# Available data:
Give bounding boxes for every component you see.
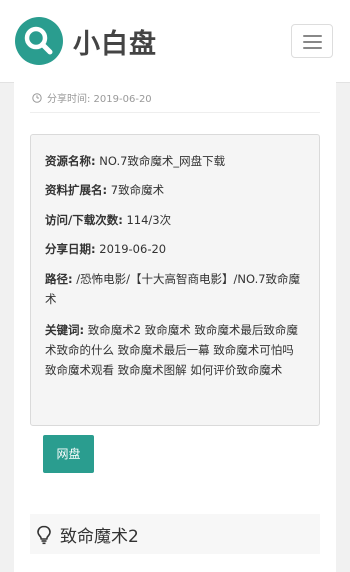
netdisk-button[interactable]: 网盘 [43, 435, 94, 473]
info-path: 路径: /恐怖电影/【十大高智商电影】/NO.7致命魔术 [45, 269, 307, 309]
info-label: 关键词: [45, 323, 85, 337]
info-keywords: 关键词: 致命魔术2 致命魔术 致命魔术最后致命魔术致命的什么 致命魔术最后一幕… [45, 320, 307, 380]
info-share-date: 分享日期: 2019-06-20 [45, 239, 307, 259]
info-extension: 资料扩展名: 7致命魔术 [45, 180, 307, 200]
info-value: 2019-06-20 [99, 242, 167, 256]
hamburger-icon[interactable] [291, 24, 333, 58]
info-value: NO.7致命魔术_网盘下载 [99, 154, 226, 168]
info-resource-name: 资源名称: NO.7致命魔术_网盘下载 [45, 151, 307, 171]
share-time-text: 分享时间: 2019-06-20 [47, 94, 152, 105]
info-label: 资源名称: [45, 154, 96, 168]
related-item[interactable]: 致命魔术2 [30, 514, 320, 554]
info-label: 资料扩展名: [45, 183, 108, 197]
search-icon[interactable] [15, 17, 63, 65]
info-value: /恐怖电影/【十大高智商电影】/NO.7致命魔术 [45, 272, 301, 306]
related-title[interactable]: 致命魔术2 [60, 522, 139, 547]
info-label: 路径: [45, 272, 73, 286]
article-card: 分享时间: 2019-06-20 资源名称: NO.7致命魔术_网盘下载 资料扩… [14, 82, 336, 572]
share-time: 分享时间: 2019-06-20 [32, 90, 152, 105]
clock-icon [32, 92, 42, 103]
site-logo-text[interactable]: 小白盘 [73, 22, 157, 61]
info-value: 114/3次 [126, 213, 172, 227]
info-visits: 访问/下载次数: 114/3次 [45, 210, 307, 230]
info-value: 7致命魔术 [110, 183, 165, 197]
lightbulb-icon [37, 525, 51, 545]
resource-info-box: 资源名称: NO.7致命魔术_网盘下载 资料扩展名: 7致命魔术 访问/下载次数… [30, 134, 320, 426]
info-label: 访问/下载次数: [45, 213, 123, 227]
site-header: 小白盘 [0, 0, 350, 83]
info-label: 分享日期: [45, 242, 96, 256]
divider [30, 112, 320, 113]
---
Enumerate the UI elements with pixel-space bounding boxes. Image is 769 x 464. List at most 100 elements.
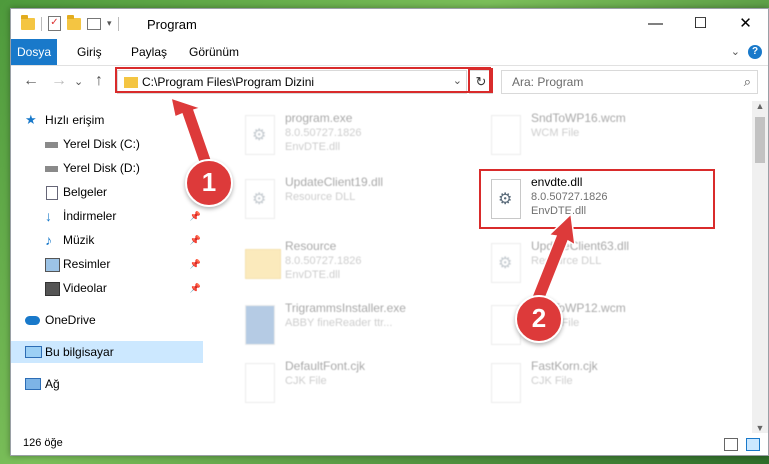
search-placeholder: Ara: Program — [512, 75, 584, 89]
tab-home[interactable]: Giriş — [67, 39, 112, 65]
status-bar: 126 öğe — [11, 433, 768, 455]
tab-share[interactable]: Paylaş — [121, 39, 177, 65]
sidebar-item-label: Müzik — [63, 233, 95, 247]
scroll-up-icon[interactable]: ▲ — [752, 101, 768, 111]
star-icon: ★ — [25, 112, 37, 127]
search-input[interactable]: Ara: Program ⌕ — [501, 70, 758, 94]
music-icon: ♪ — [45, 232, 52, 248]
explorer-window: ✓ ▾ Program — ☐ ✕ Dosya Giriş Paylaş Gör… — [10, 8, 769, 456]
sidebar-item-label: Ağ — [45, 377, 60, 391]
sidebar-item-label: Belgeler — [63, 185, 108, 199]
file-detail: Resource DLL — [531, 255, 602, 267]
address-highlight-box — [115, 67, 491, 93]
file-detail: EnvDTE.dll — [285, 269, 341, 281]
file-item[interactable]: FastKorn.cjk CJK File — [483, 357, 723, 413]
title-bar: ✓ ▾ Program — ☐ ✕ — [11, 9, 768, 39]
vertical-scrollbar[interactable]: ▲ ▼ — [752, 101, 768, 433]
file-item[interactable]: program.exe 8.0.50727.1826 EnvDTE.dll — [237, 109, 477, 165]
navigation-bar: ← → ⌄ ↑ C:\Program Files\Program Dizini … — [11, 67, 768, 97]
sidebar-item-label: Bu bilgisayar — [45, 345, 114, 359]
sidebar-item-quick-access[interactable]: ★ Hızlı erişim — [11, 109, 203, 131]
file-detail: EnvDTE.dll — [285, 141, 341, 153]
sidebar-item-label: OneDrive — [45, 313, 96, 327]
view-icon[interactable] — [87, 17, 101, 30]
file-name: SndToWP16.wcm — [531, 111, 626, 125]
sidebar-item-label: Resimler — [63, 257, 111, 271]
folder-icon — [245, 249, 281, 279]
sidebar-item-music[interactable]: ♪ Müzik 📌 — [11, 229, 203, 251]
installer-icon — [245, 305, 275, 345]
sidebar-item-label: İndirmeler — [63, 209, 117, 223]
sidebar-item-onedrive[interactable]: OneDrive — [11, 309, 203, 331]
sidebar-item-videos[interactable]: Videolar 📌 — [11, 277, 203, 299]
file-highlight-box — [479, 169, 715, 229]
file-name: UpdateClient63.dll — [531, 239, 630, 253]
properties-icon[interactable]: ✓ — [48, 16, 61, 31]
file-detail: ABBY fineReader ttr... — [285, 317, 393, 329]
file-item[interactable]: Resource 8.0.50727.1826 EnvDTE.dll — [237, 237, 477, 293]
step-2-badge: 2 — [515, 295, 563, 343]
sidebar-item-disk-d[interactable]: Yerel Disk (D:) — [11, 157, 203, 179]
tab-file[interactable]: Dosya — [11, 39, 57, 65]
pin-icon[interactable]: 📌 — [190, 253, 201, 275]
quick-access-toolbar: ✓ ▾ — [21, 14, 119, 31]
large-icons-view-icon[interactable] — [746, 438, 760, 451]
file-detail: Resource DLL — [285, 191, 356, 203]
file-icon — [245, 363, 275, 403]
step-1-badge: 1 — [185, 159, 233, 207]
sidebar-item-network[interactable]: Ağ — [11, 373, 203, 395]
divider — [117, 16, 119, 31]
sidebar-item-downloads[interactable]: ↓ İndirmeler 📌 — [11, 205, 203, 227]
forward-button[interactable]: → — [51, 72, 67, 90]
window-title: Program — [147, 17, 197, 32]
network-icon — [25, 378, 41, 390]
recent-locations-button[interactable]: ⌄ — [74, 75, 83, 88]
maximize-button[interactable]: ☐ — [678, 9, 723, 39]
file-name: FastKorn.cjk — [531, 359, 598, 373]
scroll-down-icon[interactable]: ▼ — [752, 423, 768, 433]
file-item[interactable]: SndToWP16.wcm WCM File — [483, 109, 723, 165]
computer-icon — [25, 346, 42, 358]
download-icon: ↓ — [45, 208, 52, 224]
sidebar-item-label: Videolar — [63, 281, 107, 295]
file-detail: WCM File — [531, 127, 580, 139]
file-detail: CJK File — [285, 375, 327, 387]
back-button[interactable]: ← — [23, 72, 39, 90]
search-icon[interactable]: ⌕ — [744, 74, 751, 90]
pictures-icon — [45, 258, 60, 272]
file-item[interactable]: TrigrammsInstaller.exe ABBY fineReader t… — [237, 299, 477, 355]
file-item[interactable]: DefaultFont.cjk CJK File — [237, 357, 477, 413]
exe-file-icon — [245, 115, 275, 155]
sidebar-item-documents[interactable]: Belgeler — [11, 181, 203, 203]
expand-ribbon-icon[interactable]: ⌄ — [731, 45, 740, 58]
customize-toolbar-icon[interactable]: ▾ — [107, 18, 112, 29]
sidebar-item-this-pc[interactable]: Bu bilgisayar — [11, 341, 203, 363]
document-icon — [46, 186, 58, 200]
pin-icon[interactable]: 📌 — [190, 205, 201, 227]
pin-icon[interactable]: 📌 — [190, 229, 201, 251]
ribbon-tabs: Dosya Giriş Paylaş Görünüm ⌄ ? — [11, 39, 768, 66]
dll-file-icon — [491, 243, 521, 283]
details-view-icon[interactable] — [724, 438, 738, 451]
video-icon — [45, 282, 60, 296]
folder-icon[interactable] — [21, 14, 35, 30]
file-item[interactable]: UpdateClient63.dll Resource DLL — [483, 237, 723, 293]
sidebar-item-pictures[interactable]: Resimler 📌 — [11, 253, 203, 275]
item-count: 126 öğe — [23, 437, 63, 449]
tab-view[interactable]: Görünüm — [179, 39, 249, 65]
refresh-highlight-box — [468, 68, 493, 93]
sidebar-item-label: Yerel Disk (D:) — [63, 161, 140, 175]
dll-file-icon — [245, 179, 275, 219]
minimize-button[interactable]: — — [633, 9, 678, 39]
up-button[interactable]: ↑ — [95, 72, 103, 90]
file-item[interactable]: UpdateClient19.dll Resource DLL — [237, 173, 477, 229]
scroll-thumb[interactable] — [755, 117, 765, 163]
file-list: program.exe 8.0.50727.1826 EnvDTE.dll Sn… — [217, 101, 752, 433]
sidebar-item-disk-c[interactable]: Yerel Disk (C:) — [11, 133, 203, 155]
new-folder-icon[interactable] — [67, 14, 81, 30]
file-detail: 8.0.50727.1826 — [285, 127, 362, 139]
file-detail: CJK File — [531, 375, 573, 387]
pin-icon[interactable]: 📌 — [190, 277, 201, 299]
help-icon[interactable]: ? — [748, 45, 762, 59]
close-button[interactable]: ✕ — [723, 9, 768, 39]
---
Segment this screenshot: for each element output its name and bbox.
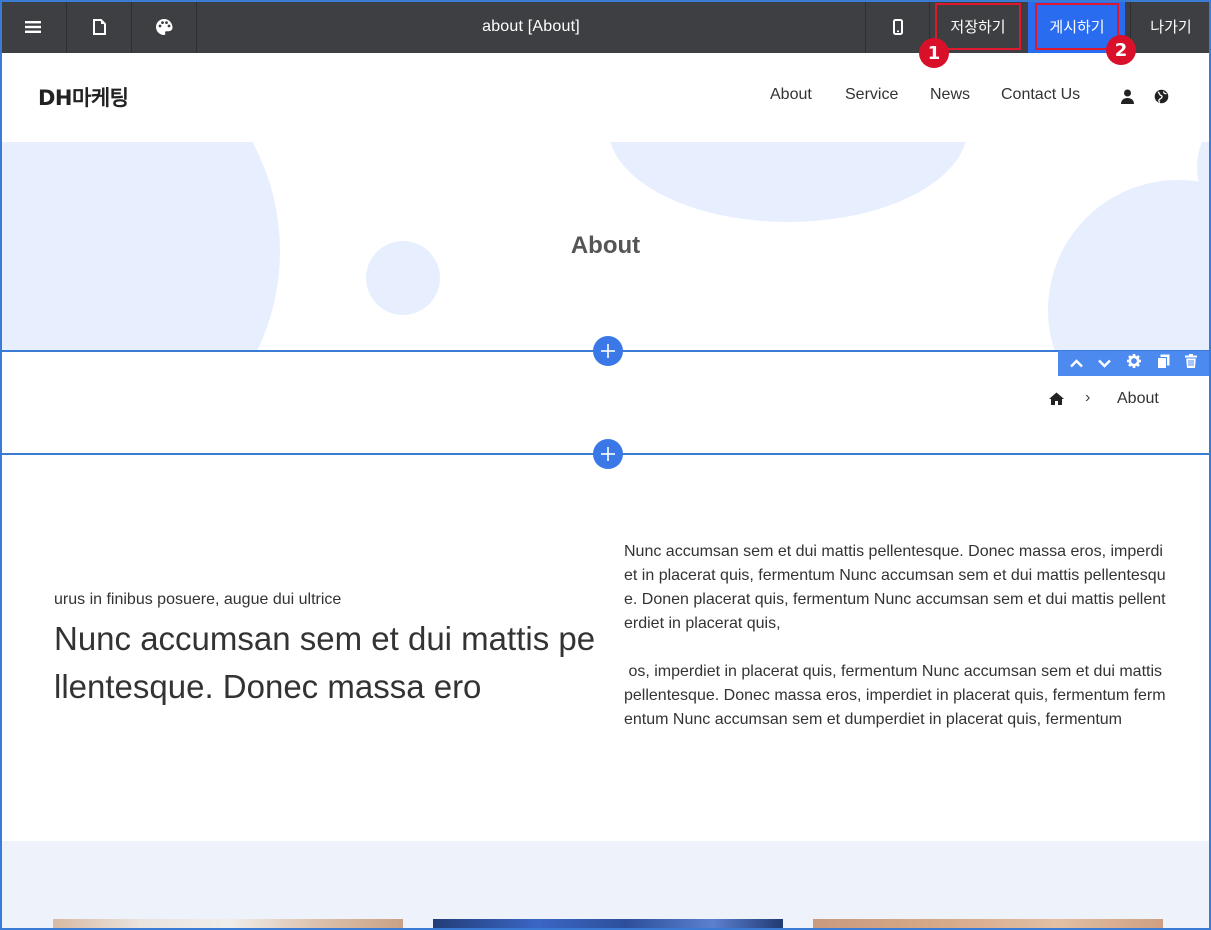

# Your objective:
Retype the part of the records that opens with the line containing "Enumerate the UI" and closes with the line containing "sidebar-item-quick-access[interactable]: ★ Hızlı", keeping every line exactly as it appears but leaving out the pictures.

# Answer:
Enumerate the UI elements with pixel-space bounding boxes. Image is 769 x 464. List at most 100 elements.
search-placeholder: Ara: Program — [512, 75, 584, 89]
tab-home[interactable]: Giriş — [67, 39, 112, 65]
status-bar: 126 öğe — [11, 433, 768, 455]
tab-share[interactable]: Paylaş — [121, 39, 177, 65]
sidebar-item-label: Müzik — [63, 233, 95, 247]
scroll-up-icon[interactable]: ▲ — [752, 101, 768, 111]
star-icon: ★ — [25, 112, 37, 127]
search-input[interactable]: Ara: Program ⌕ — [501, 70, 758, 94]
music-icon: ♪ — [45, 232, 52, 248]
explorer-window: ✓ ▾ Program — ☐ ✕ Dosya Giriş Paylaş Gör… — [10, 8, 769, 456]
sidebar-item-label: Ağ — [45, 377, 60, 391]
sidebar-item-label: Belgeler — [63, 185, 108, 199]
file-detail: Resource DLL — [531, 255, 602, 267]
address-highlight-box — [115, 67, 491, 93]
file-detail: EnvDTE.dll — [285, 269, 341, 281]
file-item[interactable]: FastKorn.cjk CJK File — [483, 357, 723, 413]
title-bar: ✓ ▾ Program — ☐ ✕ — [11, 9, 768, 39]
vertical-scrollbar[interactable]: ▲ ▼ — [752, 101, 768, 433]
file-item[interactable]: program.exe 8.0.50727.1826 EnvDTE.dll — [237, 109, 477, 165]
navigation-bar: ← → ⌄ ↑ C:\Program Files\Program Dizini … — [11, 67, 768, 97]
sidebar-item-label: Bu bilgisayar — [45, 345, 114, 359]
sidebar-item-quick-access[interactable]: ★ Hızlı erişim — [11, 109, 203, 131]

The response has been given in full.